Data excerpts
'''
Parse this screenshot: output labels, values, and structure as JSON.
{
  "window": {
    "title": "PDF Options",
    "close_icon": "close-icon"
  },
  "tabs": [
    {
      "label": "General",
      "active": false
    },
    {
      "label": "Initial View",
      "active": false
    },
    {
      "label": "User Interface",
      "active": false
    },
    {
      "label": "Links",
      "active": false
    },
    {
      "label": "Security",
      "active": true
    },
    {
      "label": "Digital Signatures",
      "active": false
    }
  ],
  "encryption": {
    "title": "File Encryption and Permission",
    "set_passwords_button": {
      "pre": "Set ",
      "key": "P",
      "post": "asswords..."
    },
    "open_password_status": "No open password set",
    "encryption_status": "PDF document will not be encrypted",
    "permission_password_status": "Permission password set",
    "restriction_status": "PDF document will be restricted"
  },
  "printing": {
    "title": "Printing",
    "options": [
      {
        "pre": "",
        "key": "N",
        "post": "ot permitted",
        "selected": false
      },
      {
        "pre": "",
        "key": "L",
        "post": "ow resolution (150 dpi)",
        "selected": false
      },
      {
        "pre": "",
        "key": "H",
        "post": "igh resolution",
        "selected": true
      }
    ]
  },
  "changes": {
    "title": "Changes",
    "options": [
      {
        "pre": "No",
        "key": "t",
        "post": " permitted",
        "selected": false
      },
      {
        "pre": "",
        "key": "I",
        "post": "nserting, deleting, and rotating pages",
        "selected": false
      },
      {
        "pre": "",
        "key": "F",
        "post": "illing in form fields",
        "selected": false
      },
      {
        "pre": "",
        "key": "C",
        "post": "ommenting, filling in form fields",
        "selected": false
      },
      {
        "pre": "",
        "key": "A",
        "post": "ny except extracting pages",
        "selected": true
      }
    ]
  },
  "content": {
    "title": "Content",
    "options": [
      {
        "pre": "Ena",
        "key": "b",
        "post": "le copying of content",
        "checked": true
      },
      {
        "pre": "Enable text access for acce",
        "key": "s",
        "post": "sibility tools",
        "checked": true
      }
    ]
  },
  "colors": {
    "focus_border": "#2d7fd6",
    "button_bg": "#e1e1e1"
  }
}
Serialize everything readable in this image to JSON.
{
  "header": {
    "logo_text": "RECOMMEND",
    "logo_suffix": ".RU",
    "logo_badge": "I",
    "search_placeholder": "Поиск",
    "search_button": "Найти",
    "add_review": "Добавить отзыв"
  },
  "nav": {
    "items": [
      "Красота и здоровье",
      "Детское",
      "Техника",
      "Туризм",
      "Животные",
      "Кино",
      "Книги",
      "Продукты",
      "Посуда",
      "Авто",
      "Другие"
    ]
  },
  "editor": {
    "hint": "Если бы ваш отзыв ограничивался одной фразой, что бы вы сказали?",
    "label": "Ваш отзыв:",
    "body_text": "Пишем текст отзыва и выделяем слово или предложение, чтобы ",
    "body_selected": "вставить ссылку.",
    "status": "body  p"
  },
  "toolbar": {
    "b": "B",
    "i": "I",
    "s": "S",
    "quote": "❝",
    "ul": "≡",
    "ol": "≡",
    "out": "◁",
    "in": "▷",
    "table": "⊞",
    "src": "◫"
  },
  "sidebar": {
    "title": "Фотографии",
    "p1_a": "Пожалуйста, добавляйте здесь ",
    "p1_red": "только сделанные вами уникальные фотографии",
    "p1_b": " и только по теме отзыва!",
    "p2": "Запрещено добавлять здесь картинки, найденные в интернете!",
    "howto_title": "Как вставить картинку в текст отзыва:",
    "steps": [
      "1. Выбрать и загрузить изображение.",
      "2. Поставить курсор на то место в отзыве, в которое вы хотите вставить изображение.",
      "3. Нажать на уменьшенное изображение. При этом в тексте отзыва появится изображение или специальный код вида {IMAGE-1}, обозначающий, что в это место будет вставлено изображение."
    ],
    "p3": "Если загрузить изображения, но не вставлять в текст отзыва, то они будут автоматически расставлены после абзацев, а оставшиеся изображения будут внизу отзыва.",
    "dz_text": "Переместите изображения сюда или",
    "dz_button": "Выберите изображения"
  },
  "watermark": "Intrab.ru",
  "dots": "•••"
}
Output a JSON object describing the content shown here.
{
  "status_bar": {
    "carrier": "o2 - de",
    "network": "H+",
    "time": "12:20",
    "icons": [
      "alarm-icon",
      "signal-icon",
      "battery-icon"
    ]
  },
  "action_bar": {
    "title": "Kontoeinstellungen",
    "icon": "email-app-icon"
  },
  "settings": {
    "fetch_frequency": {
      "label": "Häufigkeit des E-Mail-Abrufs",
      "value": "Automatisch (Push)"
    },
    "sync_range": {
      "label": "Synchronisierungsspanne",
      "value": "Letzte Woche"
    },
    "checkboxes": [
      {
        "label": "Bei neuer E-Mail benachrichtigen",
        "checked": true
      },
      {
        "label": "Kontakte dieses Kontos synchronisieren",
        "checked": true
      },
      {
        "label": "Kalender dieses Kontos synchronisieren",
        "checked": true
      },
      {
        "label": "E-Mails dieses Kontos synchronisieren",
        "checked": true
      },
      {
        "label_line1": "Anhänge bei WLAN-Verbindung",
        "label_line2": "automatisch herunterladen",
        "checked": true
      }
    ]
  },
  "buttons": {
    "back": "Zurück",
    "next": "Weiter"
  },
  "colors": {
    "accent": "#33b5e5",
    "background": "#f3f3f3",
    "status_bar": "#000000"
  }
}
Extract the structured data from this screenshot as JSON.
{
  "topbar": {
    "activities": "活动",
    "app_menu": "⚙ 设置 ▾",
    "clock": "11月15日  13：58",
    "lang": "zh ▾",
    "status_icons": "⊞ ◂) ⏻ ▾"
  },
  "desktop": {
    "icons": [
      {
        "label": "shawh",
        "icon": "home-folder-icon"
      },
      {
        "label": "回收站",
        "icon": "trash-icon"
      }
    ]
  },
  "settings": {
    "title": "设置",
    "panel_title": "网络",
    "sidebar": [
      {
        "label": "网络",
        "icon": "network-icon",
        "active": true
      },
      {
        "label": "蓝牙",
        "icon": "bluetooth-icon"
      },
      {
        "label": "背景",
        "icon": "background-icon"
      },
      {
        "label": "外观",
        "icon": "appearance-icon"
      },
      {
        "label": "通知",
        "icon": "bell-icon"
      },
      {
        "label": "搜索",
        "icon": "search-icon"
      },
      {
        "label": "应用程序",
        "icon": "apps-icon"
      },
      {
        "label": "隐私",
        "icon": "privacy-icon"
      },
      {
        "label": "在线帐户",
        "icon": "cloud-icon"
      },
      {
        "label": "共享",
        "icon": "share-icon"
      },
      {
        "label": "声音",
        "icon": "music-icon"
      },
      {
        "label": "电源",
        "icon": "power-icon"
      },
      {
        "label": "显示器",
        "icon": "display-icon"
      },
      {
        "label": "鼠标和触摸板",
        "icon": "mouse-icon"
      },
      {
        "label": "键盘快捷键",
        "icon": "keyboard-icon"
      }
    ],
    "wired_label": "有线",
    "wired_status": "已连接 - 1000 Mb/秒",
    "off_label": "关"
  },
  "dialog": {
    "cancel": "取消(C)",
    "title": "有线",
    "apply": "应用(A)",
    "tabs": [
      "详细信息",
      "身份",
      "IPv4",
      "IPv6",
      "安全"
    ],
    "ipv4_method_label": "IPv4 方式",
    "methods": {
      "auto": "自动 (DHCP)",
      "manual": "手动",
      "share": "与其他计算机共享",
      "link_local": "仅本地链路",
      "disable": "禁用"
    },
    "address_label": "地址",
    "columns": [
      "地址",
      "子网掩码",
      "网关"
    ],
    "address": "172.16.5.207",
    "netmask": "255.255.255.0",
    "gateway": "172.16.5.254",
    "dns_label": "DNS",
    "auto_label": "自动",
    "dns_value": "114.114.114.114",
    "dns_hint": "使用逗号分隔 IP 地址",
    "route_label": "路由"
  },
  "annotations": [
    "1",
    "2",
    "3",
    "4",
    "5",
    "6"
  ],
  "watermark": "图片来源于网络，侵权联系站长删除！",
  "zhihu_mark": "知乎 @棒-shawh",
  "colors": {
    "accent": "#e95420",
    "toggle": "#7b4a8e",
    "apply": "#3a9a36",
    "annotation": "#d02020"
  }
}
'''
**STATED EXERCISE**
Identify and copy the lines holding the word "fields".

**IN RESPONSE**
        "post": "illing in form fields",
        "post": "ommenting, filling in form fields",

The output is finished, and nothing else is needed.